Dataset items
════════════════════

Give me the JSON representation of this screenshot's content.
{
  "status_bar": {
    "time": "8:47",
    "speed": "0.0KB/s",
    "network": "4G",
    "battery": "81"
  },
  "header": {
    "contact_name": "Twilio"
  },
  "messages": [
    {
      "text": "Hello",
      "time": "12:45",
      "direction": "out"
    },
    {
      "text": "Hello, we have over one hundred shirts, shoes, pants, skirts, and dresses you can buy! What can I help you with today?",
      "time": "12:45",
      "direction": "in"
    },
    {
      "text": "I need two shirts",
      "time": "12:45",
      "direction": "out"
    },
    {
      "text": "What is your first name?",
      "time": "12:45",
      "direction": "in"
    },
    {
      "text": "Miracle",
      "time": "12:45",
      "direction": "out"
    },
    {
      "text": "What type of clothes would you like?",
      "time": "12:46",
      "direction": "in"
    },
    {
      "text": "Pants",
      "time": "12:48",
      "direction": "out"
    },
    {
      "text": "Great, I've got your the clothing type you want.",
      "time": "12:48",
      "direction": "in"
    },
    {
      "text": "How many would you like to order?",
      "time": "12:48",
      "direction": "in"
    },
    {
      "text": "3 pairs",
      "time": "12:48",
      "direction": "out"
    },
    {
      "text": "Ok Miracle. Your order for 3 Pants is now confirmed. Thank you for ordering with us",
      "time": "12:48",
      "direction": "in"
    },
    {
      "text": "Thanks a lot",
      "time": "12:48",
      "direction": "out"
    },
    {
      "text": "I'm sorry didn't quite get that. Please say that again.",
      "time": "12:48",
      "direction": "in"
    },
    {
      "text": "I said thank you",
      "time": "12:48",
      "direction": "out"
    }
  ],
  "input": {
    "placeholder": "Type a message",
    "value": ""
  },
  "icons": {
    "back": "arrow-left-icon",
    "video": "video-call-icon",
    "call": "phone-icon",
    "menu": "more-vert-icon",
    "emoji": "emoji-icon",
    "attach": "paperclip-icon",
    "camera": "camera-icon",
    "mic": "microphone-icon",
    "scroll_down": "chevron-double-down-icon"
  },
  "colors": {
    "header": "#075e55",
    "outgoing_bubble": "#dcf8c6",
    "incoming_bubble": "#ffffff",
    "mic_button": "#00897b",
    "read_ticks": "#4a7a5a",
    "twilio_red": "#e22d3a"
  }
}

════════════════════

INSTRUCTIONS FOR THE TASK: Repeat all of the entries exactly.

FINAL RESULT:
Give me the JSON representation of this screenshot's content.
{
  "status_bar": {
    "time": "8:47",
    "speed": "0.0KB/s",
    "network": "4G",
    "battery": "81"
  },
  "header": {
    "contact_name": "Twilio"
  },
  "messages": [
    {
      "text": "Hello",
      "time": "12:45",
      "direction": "out"
    },
    {
      "text": "Hello, we have over one hundred shirts, shoes, pants, skirts, and dresses you can buy! What can I help you with today?",
      "time": "12:45",
      "direction": "in"
    },
    {
      "text": "I need two shirts",
      "time": "12:45",
      "direction": "out"
    },
    {
      "text": "What is your first name?",
      "time": "12:45",
      "direction": "in"
    },
    {
      "text": "Miracle",
      "time": "12:45",
      "direction": "out"
    },
    {
      "text": "What type of clothes would you like?",
      "time": "12:46",
      "direction": "in"
    },
    {
      "text": "Pants",
      "time": "12:48",
      "direction": "out"
    },
    {
      "text": "Great, I've got your the clothing type you want.",
      "time": "12:48",
      "direction": "in"
    },
    {
      "text": "How many would you like to order?",
      "time": "12:48",
      "direction": "in"
    },
    {
      "text": "3 pairs",
      "time": "12:48",
      "direction": "out"
    },
    {
      "text": "Ok Miracle. Your order for 3 Pants is now confirmed. Thank you for ordering with us",
      "time": "12:48",
      "direction": "in"
    },
    {
      "text": "Thanks a lot",
      "time": "12:48",
      "direction": "out"
    },
    {
      "text": "I'm sorry didn't quite get that. Please say that again.",
      "time": "12:48",
      "direction": "in"
    },
    {
      "text": "I said thank you",
      "time": "12:48",
      "direction": "out"
    }
  ],
  "input": {
    "placeholder": "Type a message",
    "value": ""
  },
  "icons": {
    "back": "arrow-left-icon",
    "video": "video-call-icon",
    "call": "phone-icon",
    "menu": "more-vert-icon",
    "emoji": "emoji-icon",
    "attach": "paperclip-icon",
    "camera": "camera-icon",
    "mic": "microphone-icon",
    "scroll_down": "chevron-double-down-icon"
  },
  "colors": {
    "header": "#075e55",
    "outgoing_bubble": "#dcf8c6",
    "incoming_bubble": "#ffffff",
    "mic_button": "#00897b",
    "read_ticks": "#4a7a5a",
    "twilio_red": "#e22d3a"
  }
}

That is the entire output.